What to work on ->
For every line in the records that has the word "icon", make a copy.

Record list ->
# # # # #

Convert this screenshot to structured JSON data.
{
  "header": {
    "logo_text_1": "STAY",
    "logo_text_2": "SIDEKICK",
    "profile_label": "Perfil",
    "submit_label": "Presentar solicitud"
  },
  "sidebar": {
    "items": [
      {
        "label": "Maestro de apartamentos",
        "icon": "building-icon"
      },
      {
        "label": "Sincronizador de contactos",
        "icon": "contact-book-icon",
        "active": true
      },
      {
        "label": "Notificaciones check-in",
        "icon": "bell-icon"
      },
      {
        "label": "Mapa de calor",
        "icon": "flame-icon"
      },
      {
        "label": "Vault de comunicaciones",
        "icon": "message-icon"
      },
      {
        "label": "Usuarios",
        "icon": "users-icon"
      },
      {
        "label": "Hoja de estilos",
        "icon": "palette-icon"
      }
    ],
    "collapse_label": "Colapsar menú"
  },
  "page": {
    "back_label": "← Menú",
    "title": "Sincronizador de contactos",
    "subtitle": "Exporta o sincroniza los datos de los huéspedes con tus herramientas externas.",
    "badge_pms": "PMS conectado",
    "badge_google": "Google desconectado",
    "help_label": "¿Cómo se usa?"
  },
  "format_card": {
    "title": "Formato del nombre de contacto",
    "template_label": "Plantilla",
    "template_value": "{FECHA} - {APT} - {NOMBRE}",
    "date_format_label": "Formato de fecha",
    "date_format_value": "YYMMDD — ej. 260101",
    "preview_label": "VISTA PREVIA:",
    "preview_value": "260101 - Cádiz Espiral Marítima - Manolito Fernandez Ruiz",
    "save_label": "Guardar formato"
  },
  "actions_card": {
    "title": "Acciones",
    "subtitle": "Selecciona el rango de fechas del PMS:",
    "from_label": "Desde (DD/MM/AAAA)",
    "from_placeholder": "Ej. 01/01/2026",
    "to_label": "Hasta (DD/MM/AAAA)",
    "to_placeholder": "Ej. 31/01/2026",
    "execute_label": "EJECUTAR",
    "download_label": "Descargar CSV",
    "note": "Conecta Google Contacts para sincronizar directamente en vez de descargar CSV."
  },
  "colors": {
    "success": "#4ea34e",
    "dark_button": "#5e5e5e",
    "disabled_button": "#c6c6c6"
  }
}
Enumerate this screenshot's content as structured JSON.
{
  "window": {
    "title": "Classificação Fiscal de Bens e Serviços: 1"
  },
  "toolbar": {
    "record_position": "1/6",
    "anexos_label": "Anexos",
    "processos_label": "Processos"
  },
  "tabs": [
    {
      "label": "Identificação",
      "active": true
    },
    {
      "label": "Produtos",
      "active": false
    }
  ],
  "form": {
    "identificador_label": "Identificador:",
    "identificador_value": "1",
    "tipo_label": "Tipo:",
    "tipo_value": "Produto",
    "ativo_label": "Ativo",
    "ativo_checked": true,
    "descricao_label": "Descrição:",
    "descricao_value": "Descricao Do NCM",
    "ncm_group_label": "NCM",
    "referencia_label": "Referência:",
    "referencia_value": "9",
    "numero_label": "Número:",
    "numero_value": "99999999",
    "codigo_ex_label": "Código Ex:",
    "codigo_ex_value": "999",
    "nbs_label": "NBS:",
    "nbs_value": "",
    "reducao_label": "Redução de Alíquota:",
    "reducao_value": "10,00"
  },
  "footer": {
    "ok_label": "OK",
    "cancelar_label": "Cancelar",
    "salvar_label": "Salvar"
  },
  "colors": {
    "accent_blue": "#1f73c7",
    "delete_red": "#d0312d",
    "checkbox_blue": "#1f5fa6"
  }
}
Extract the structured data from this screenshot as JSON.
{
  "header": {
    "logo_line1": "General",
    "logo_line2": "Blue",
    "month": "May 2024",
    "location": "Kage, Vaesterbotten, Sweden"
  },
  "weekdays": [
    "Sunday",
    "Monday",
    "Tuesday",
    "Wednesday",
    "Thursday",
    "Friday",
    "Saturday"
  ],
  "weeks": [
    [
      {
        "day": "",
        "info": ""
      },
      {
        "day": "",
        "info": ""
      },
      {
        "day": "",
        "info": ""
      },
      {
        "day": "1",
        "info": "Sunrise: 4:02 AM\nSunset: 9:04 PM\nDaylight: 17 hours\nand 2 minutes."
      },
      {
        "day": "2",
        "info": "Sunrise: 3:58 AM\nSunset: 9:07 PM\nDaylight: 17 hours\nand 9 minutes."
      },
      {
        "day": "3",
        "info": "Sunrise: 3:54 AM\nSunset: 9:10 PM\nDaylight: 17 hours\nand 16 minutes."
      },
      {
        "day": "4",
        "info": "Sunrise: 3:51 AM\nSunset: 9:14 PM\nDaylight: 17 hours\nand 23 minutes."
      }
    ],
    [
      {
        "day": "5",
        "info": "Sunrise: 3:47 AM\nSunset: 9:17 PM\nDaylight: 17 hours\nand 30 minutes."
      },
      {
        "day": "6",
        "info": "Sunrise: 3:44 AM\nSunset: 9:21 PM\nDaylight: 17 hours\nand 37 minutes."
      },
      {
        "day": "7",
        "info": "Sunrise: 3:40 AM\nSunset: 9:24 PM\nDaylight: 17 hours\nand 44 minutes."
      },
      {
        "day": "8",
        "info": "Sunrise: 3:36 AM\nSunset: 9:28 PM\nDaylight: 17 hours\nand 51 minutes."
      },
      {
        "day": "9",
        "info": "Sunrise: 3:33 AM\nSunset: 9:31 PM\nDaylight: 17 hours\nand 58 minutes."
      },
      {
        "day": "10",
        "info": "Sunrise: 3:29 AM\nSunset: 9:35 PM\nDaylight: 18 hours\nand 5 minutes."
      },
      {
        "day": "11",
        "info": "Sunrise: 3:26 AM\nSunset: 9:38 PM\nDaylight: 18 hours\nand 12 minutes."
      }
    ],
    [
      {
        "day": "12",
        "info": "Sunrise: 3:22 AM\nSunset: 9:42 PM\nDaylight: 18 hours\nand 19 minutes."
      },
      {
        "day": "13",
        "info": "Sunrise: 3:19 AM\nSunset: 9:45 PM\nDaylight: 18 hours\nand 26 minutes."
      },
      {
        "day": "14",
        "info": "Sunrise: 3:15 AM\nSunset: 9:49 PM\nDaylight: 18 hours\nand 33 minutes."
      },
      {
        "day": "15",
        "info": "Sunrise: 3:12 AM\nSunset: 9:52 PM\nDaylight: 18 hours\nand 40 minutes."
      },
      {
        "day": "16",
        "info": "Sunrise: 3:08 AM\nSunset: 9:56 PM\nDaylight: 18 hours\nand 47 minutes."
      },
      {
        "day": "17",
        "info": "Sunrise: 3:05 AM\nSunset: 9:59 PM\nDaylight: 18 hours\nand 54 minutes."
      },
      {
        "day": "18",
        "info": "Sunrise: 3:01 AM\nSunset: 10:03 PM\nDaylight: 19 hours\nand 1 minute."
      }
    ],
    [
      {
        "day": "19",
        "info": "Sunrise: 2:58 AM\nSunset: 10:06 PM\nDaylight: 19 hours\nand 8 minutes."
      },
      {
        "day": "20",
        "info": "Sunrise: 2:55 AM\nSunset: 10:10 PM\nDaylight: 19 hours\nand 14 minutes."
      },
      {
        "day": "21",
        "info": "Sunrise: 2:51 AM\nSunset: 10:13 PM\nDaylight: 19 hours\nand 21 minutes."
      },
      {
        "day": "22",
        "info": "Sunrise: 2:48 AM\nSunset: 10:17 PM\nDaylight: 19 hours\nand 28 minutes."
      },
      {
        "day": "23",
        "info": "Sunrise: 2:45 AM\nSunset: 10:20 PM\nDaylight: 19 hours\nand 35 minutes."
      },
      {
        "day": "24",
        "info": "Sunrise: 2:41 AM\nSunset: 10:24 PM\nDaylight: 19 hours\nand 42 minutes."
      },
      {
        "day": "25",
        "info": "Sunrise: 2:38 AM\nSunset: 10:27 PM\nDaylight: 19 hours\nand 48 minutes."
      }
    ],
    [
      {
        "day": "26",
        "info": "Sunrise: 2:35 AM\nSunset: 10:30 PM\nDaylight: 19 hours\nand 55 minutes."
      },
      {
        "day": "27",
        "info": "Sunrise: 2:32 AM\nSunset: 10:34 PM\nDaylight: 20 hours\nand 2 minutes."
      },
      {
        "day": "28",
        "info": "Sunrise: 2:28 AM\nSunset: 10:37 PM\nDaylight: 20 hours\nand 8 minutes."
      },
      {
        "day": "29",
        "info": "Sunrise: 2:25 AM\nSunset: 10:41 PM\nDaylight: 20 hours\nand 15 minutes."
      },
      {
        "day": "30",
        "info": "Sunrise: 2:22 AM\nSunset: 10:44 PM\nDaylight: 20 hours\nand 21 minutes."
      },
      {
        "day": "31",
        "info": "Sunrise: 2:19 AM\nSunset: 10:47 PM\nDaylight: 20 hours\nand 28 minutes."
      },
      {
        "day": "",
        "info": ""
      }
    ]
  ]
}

# # # # #

The result ->
        "icon": "building-icon"
        "icon": "contact-book-icon",
        "icon": "bell-icon"
        "icon": "flame-icon"
        "icon": "message-icon"
        "icon": "users-icon"
        "icon": "palette-icon"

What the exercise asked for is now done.